— START Supplied records —

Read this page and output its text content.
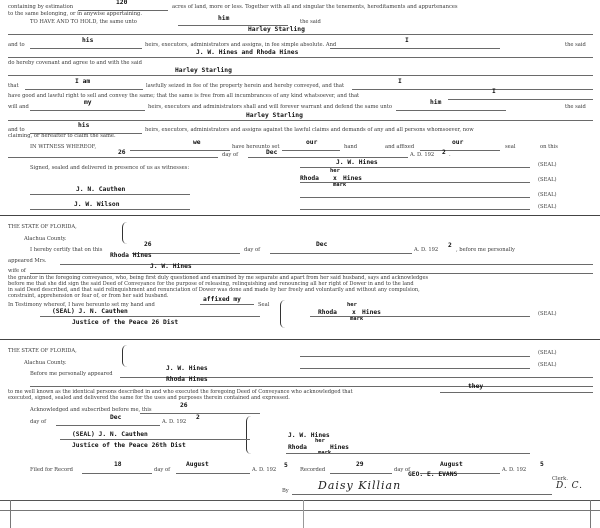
containing by estimation
120
acres of land, more or less. Together with all and singular the tenements, hereditaments and appurtenances
to the same belonging, or in anywise appertaining.
TO HAVE AND TO HOLD, the same unto	him	the said
Harley Starling
and to
his
heirs, executors, administrators and assigns, in fee simple absolute. And
I
the said
J. W. Hines and Rhoda Hines
do hereby covenant and agree to and with the said
Harley Starling
that
I am
lawfully seized in fee of the property herein and hereby conveyed, and that
I
have good and lawful right to sell and convey the same; that the same is free from all incumbrances of any kind whatsoever, and that
I
will and
my
heirs, executors and administrators shall and will forever warrant and defend the same unto
him
the said
Harley Starling
and to
his
heirs, executors, administrators and assigns against the lawful claims and demands of any and all persons whomsoever, now
claiming, or hereafter to claim the same.
IN WITNESS WHEREOF,
we
have hereunto set
our
hand	and affixed
our
seal	on this
26	day of	Dec	A. D. 192 2 .
Signed, sealed and delivered in presence of us as witnesses:
J. W. Hines	(SEAL)
Rhoda
her
x Hines
mark
(SEAL)
J. N. Cauthen
(SEAL)
J. W. Wilson	(SEAL)
THE STATE OF FLORIDA,
Alachua County.
I hereby certify that on this
26
day of
Dec
A. D. 192
2
, before me personally
appeared Mrs.
Rhoda Hines
wife of
J. W. Hines
the grantor in the foregoing conveyance, who, being first duly questioned and examined by me separate and apart from her said husband, says and acknowledges
before me that she did sign the said Deed of Conveyance for the purpose of releasing, relinquishing and renouncing all her right of Dower in and to the land
in said Deed described, and that said relinquishment and renunciation of Dower was done and made by her freely and voluntarily and without any compulsion,
constraint, apprehension or fear of, or from her said husband.
In Testimony whereof, I have hereunto set my hand and
affixed my
Seal
(SEAL) J. N. Cauthen
Justice of the Peace 26 Dist
Rhoda
her
x Hines
mark
(SEAL)
THE STATE OF FLORIDA,
Alachua County.
Before me personally appeared
J. W. Hines
Rhoda Hines
to me well known as the identical persons described in and who executed the foregoing Deed of Conveyance who acknowledged that
they
executed, signed, sealed and delivered the same for the uses and purposes therein contained and expressed.
Acknowledged and subscribed before me, this
26
day of
Dec
A. D. 192
2
(SEAL) J. N. Cauthen
Justice of the Peace 26th Dist
J. W. Hines
Rhoda
her
Hines
mark
(SEAL)
(SEAL)
Filed for Record
18
day of
August
A. D. 192
5
Recorded
29
day of
August
A. D. 192
5
GEO. E. EVANS
Clerk.
By	Daisy Killian	D. C.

— END Supplied records —

To do: Copy each line holding the word "personally" from the listing above.

Result of the exercise:
, before me personally
Before me personally appeared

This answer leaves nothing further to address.